* _Brief_
Transcribe the records that follow, keeping every word as it stands.

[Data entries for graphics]
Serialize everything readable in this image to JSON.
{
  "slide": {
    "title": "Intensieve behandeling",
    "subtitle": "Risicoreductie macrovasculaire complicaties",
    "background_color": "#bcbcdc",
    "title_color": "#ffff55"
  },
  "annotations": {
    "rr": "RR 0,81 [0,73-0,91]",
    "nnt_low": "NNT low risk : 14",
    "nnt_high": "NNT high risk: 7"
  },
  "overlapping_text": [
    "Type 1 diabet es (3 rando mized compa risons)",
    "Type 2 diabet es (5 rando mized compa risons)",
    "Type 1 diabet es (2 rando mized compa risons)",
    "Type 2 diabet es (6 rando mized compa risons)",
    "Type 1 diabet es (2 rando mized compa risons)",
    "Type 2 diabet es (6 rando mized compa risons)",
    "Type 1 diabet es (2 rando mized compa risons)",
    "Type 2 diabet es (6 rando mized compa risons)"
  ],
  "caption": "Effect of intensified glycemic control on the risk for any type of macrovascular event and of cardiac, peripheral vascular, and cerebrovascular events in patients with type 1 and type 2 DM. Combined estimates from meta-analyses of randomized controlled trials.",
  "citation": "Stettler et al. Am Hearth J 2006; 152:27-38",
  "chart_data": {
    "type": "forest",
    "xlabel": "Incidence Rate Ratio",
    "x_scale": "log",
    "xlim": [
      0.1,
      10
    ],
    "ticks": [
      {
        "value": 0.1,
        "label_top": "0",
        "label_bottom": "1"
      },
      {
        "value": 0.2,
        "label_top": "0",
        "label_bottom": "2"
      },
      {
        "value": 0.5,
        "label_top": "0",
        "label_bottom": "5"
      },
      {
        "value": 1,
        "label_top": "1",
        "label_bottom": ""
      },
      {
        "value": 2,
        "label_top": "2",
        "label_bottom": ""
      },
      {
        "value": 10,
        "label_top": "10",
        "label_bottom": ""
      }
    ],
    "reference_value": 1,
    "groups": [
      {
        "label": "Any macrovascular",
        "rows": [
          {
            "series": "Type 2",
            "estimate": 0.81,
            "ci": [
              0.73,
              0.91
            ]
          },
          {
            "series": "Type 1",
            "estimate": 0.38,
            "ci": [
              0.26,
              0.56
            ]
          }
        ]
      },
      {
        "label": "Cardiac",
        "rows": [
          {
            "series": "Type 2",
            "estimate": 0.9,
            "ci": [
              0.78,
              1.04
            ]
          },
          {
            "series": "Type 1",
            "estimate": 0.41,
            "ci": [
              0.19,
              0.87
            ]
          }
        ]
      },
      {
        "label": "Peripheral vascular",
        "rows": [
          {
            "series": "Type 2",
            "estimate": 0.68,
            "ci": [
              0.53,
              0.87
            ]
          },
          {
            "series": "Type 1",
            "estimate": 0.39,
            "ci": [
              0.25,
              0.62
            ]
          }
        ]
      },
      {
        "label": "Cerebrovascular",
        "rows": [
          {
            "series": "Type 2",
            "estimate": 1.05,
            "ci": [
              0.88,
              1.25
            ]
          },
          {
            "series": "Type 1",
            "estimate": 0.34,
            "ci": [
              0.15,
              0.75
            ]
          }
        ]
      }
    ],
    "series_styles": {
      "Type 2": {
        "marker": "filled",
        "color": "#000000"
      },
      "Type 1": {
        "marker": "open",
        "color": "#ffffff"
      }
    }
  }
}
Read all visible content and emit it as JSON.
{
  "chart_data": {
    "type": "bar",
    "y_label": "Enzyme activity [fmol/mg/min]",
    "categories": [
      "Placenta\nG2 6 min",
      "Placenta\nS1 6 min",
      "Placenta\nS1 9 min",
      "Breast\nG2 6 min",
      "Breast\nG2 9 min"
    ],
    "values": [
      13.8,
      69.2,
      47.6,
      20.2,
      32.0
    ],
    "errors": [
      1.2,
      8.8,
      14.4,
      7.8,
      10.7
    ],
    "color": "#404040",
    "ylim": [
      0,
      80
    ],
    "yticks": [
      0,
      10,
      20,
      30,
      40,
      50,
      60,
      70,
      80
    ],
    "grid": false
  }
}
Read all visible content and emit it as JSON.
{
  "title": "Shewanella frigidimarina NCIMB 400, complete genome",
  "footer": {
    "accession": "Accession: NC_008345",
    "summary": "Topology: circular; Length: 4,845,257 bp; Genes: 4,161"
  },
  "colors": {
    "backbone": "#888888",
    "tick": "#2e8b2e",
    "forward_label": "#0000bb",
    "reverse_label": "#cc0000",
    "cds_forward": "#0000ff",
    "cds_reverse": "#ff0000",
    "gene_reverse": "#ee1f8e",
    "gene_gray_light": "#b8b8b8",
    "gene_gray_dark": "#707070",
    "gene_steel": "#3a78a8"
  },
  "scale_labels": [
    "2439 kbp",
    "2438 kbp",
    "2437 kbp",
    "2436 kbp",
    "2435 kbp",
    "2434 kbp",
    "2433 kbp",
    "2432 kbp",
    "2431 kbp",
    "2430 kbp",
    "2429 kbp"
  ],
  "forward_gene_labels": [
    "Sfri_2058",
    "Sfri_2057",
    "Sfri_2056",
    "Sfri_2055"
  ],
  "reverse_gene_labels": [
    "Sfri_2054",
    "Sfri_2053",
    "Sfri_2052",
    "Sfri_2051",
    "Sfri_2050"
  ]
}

* _Reply to the task_
Serialize everything readable in this image to JSON.
{
  "slide": {
    "title": "Intensieve behandeling",
    "subtitle": "Risicoreductie macrovasculaire complicaties",
    "background_color": "#bcbcdc",
    "title_color": "#ffff55"
  },
  "annotations": {
    "rr": "RR 0,81 [0,73-0,91]",
    "nnt_low": "NNT low risk : 14",
    "nnt_high": "NNT high risk: 7"
  },
  "overlapping_text": [
    "Type 1 diabet es (3 rando mized compa risons)",
    "Type 2 diabet es (5 rando mized compa risons)",
    "Type 1 diabet es (2 rando mized compa risons)",
    "Type 2 diabet es (6 rando mized compa risons)",
    "Type 1 diabet es (2 rando mized compa risons)",
    "Type 2 diabet es (6 rando mized compa risons)",
    "Type 1 diabet es (2 rando mized compa risons)",
    "Type 2 diabet es (6 rando mized compa risons)"
  ],
  "caption": "Effect of intensified glycemic control on the risk for any type of macrovascular event and of cardiac, peripheral vascular, and cerebrovascular events in patients with type 1 and type 2 DM. Combined estimates from meta-analyses of randomized controlled trials.",
  "citation": "Stettler et al. Am Hearth J 2006; 152:27-38",
  "chart_data": {
    "type": "forest",
    "xlabel": "Incidence Rate Ratio",
    "x_scale": "log",
    "xlim": [
      0.1,
      10
    ],
    "ticks": [
      {
        "value": 0.1,
        "label_top": "0",
        "label_bottom": "1"
      },
      {
        "value": 0.2,
        "label_top": "0",
        "label_bottom": "2"
      },
      {
        "value": 0.5,
        "label_top": "0",
        "label_bottom": "5"
      },
      {
        "value": 1,
        "label_top": "1",
        "label_bottom": ""
      },
      {
        "value": 2,
        "label_top": "2",
        "label_bottom": ""
      },
      {
        "value": 10,
        "label_top": "10",
        "label_bottom": ""
      }
    ],
    "reference_value": 1,
    "groups": [
      {
        "label": "Any macrovascular",
        "rows": [
          {
            "series": "Type 2",
            "estimate": 0.81,
            "ci": [
              0.73,
              0.91
            ]
          },
          {
            "series": "Type 1",
            "estimate": 0.38,
            "ci": [
              0.26,
              0.56
            ]
          }
        ]
      },
      {
        "label": "Cardiac",
        "rows": [
          {
            "series": "Type 2",
            "estimate": 0.9,
            "ci": [
              0.78,
              1.04
            ]
          },
          {
            "series": "Type 1",
            "estimate": 0.41,
            "ci": [
              0.19,
              0.87
            ]
          }
        ]
      },
      {
        "label": "Peripheral vascular",
        "rows": [
          {
            "series": "Type 2",
            "estimate": 0.68,
            "ci": [
              0.53,
              0.87
            ]
          },
          {
            "series": "Type 1",
            "estimate": 0.39,
            "ci": [
              0.25,
              0.62
            ]
          }
        ]
      },
      {
        "label": "Cerebrovascular",
        "rows": [
          {
            "series": "Type 2",
            "estimate": 1.05,
            "ci": [
              0.88,
              1.25
            ]
          },
          {
            "series": "Type 1",
            "estimate": 0.34,
            "ci": [
              0.15,
              0.75
            ]
          }
        ]
      }
    ],
    "series_styles": {
      "Type 2": {
        "marker": "filled",
        "color": "#000000"
      },
      "Type 1": {
        "marker": "open",
        "color": "#ffffff"
      }
    }
  }
}
Read all visible content and emit it as JSON.
{
  "chart_data": {
    "type": "bar",
    "y_label": "Enzyme activity [fmol/mg/min]",
    "categories": [
      "Placenta\nG2 6 min",
      "Placenta\nS1 6 min",
      "Placenta\nS1 9 min",
      "Breast\nG2 6 min",
      "Breast\nG2 9 min"
    ],
    "values": [
      13.8,
      69.2,
      47.6,
      20.2,
      32.0
    ],
    "errors": [
      1.2,
      8.8,
      14.4,
      7.8,
      10.7
    ],
    "color": "#404040",
    "ylim": [
      0,
      80
    ],
    "yticks": [
      0,
      10,
      20,
      30,
      40,
      50,
      60,
      70,
      80
    ],
    "grid": false
  }
}
Read all visible content and emit it as JSON.
{
  "title": "Shewanella frigidimarina NCIMB 400, complete genome",
  "footer": {
    "accession": "Accession: NC_008345",
    "summary": "Topology: circular; Length: 4,845,257 bp; Genes: 4,161"
  },
  "colors": {
    "backbone": "#888888",
    "tick": "#2e8b2e",
    "forward_label": "#0000bb",
    "reverse_label": "#cc0000",
    "cds_forward": "#0000ff",
    "cds_reverse": "#ff0000",
    "gene_reverse": "#ee1f8e",
    "gene_gray_light": "#b8b8b8",
    "gene_gray_dark": "#707070",
    "gene_steel": "#3a78a8"
  },
  "scale_labels": [
    "2439 kbp",
    "2438 kbp",
    "2437 kbp",
    "2436 kbp",
    "2435 kbp",
    "2434 kbp",
    "2433 kbp",
    "2432 kbp",
    "2431 kbp",
    "2430 kbp",
    "2429 kbp"
  ],
  "forward_gene_labels": [
    "Sfri_2058",
    "Sfri_2057",
    "Sfri_2056",
    "Sfri_2055"
  ],
  "reverse_gene_labels": [
    "Sfri_2054",
    "Sfri_2053",
    "Sfri_2052",
    "Sfri_2051",
    "Sfri_2050"
  ]
}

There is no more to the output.